Output all of the records exactly as written.
* Begin DATA EXCERPTS *
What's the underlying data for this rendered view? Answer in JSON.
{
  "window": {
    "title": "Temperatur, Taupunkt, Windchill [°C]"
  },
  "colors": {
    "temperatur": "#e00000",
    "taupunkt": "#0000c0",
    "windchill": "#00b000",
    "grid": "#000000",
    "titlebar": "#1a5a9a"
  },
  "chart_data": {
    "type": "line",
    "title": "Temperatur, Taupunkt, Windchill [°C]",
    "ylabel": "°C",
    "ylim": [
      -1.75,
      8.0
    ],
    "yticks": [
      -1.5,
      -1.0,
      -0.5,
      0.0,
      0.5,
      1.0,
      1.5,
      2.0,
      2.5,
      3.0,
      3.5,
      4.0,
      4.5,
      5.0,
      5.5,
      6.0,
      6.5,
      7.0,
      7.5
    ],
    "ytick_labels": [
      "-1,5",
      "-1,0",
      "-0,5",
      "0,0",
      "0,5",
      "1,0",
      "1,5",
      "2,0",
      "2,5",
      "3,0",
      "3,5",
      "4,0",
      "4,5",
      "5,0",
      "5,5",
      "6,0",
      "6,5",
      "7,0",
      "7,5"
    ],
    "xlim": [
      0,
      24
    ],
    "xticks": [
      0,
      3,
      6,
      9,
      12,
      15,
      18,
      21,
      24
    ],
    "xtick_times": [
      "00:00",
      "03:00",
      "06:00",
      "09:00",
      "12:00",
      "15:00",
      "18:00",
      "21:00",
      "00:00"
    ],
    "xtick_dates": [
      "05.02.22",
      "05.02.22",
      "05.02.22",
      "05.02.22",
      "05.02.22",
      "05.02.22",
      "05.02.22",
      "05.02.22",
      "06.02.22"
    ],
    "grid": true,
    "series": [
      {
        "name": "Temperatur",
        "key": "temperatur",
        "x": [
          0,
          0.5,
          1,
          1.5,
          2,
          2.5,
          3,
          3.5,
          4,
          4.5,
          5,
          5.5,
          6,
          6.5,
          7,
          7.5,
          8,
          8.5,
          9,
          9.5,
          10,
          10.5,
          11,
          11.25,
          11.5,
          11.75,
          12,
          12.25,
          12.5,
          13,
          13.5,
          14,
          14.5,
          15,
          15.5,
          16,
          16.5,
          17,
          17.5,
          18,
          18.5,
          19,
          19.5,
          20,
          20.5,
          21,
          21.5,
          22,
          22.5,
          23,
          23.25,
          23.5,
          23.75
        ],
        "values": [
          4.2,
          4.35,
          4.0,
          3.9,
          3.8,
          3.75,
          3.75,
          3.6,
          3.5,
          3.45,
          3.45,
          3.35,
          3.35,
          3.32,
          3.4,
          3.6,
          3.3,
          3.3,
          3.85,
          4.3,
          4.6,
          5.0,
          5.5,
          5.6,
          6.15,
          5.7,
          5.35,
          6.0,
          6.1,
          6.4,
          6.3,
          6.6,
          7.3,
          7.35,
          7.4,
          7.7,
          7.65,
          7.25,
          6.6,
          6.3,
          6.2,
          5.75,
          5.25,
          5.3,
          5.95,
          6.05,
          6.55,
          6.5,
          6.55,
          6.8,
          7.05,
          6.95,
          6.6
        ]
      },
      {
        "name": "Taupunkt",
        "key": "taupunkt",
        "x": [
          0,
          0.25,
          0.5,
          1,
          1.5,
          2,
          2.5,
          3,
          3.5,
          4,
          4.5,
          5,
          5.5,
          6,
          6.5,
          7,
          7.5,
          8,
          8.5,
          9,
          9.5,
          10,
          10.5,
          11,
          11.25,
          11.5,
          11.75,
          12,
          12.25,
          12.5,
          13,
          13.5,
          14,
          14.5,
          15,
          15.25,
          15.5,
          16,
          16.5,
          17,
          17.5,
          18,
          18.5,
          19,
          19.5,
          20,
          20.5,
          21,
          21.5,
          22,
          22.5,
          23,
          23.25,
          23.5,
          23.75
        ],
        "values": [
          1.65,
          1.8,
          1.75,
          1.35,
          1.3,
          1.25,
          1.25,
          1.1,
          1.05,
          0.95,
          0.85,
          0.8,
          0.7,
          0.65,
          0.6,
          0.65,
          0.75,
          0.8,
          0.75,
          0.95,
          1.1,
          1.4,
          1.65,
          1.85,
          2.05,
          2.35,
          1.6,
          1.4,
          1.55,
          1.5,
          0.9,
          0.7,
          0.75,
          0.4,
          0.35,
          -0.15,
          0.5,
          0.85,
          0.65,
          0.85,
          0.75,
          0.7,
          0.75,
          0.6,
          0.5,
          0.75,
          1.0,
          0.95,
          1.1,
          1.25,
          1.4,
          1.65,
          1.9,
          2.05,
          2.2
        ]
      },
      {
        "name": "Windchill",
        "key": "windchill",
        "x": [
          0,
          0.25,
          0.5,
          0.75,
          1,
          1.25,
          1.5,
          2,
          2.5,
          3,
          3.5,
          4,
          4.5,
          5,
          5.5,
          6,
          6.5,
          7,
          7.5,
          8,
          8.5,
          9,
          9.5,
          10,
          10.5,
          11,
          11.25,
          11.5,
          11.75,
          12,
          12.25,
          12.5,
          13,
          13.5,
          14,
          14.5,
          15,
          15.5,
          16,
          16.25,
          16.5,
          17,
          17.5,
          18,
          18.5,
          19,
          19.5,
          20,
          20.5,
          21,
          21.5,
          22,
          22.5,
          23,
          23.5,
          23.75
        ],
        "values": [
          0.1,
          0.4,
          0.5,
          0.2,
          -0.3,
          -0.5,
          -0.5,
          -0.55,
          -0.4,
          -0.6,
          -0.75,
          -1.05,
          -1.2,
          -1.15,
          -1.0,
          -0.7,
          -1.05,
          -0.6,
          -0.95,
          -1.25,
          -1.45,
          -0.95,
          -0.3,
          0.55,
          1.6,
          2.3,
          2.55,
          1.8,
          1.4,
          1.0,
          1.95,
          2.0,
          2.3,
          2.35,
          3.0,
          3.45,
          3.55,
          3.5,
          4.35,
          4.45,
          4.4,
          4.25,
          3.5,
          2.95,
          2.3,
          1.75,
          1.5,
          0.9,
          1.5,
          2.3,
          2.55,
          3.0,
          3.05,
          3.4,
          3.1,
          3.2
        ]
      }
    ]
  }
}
* End DATA EXCERPTS *
### [OUTPUT FOR THIS EXERCISE]
What's the underlying data for this rendered view? Answer in JSON.
{
  "window": {
    "title": "Temperatur, Taupunkt, Windchill [°C]"
  },
  "colors": {
    "temperatur": "#e00000",
    "taupunkt": "#0000c0",
    "windchill": "#00b000",
    "grid": "#000000",
    "titlebar": "#1a5a9a"
  },
  "chart_data": {
    "type": "line",
    "title": "Temperatur, Taupunkt, Windchill [°C]",
    "ylabel": "°C",
    "ylim": [
      -1.75,
      8.0
    ],
    "yticks": [
      -1.5,
      -1.0,
      -0.5,
      0.0,
      0.5,
      1.0,
      1.5,
      2.0,
      2.5,
      3.0,
      3.5,
      4.0,
      4.5,
      5.0,
      5.5,
      6.0,
      6.5,
      7.0,
      7.5
    ],
    "ytick_labels": [
      "-1,5",
      "-1,0",
      "-0,5",
      "0,0",
      "0,5",
      "1,0",
      "1,5",
      "2,0",
      "2,5",
      "3,0",
      "3,5",
      "4,0",
      "4,5",
      "5,0",
      "5,5",
      "6,0",
      "6,5",
      "7,0",
      "7,5"
    ],
    "xlim": [
      0,
      24
    ],
    "xticks": [
      0,
      3,
      6,
      9,
      12,
      15,
      18,
      21,
      24
    ],
    "xtick_times": [
      "00:00",
      "03:00",
      "06:00",
      "09:00",
      "12:00",
      "15:00",
      "18:00",
      "21:00",
      "00:00"
    ],
    "xtick_dates": [
      "05.02.22",
      "05.02.22",
      "05.02.22",
      "05.02.22",
      "05.02.22",
      "05.02.22",
      "05.02.22",
      "05.02.22",
      "06.02.22"
    ],
    "grid": true,
    "series": [
      {
        "name": "Temperatur",
        "key": "temperatur",
        "x": [
          0,
          0.5,
          1,
          1.5,
          2,
          2.5,
          3,
          3.5,
          4,
          4.5,
          5,
          5.5,
          6,
          6.5,
          7,
          7.5,
          8,
          8.5,
          9,
          9.5,
          10,
          10.5,
          11,
          11.25,
          11.5,
          11.75,
          12,
          12.25,
          12.5,
          13,
          13.5,
          14,
          14.5,
          15,
          15.5,
          16,
          16.5,
          17,
          17.5,
          18,
          18.5,
          19,
          19.5,
          20,
          20.5,
          21,
          21.5,
          22,
          22.5,
          23,
          23.25,
          23.5,
          23.75
        ],
        "values": [
          4.2,
          4.35,
          4.0,
          3.9,
          3.8,
          3.75,
          3.75,
          3.6,
          3.5,
          3.45,
          3.45,
          3.35,
          3.35,
          3.32,
          3.4,
          3.6,
          3.3,
          3.3,
          3.85,
          4.3,
          4.6,
          5.0,
          5.5,
          5.6,
          6.15,
          5.7,
          5.35,
          6.0,
          6.1,
          6.4,
          6.3,
          6.6,
          7.3,
          7.35,
          7.4,
          7.7,
          7.65,
          7.25,
          6.6,
          6.3,
          6.2,
          5.75,
          5.25,
          5.3,
          5.95,
          6.05,
          6.55,
          6.5,
          6.55,
          6.8,
          7.05,
          6.95,
          6.6
        ]
      },
      {
        "name": "Taupunkt",
        "key": "taupunkt",
        "x": [
          0,
          0.25,
          0.5,
          1,
          1.5,
          2,
          2.5,
          3,
          3.5,
          4,
          4.5,
          5,
          5.5,
          6,
          6.5,
          7,
          7.5,
          8,
          8.5,
          9,
          9.5,
          10,
          10.5,
          11,
          11.25,
          11.5,
          11.75,
          12,
          12.25,
          12.5,
          13,
          13.5,
          14,
          14.5,
          15,
          15.25,
          15.5,
          16,
          16.5,
          17,
          17.5,
          18,
          18.5,
          19,
          19.5,
          20,
          20.5,
          21,
          21.5,
          22,
          22.5,
          23,
          23.25,
          23.5,
          23.75
        ],
        "values": [
          1.65,
          1.8,
          1.75,
          1.35,
          1.3,
          1.25,
          1.25,
          1.1,
          1.05,
          0.95,
          0.85,
          0.8,
          0.7,
          0.65,
          0.6,
          0.65,
          0.75,
          0.8,
          0.75,
          0.95,
          1.1,
          1.4,
          1.65,
          1.85,
          2.05,
          2.35,
          1.6,
          1.4,
          1.55,
          1.5,
          0.9,
          0.7,
          0.75,
          0.4,
          0.35,
          -0.15,
          0.5,
          0.85,
          0.65,
          0.85,
          0.75,
          0.7,
          0.75,
          0.6,
          0.5,
          0.75,
          1.0,
          0.95,
          1.1,
          1.25,
          1.4,
          1.65,
          1.9,
          2.05,
          2.2
        ]
      },
      {
        "name": "Windchill",
        "key": "windchill",
        "x": [
          0,
          0.25,
          0.5,
          0.75,
          1,
          1.25,
          1.5,
          2,
          2.5,
          3,
          3.5,
          4,
          4.5,
          5,
          5.5,
          6,
          6.5,
          7,
          7.5,
          8,
          8.5,
          9,
          9.5,
          10,
          10.5,
          11,
          11.25,
          11.5,
          11.75,
          12,
          12.25,
          12.5,
          13,
          13.5,
          14,
          14.5,
          15,
          15.5,
          16,
          16.25,
          16.5,
          17,
          17.5,
          18,
          18.5,
          19,
          19.5,
          20,
          20.5,
          21,
          21.5,
          22,
          22.5,
          23,
          23.5,
          23.75
        ],
        "values": [
          0.1,
          0.4,
          0.5,
          0.2,
          -0.3,
          -0.5,
          -0.5,
          -0.55,
          -0.4,
          -0.6,
          -0.75,
          -1.05,
          -1.2,
          -1.15,
          -1.0,
          -0.7,
          -1.05,
          -0.6,
          -0.95,
          -1.25,
          -1.45,
          -0.95,
          -0.3,
          0.55,
          1.6,
          2.3,
          2.55,
          1.8,
          1.4,
          1.0,
          1.95,
          2.0,
          2.3,
          2.35,
          3.0,
          3.45,
          3.55,
          3.5,
          4.35,
          4.45,
          4.4,
          4.25,
          3.5,
          2.95,
          2.3,
          1.75,
          1.5,
          0.9,
          1.5,
          2.3,
          2.55,
          3.0,
          3.05,
          3.4,
          3.1,
          3.2
        ]
      }
    ]
  }
}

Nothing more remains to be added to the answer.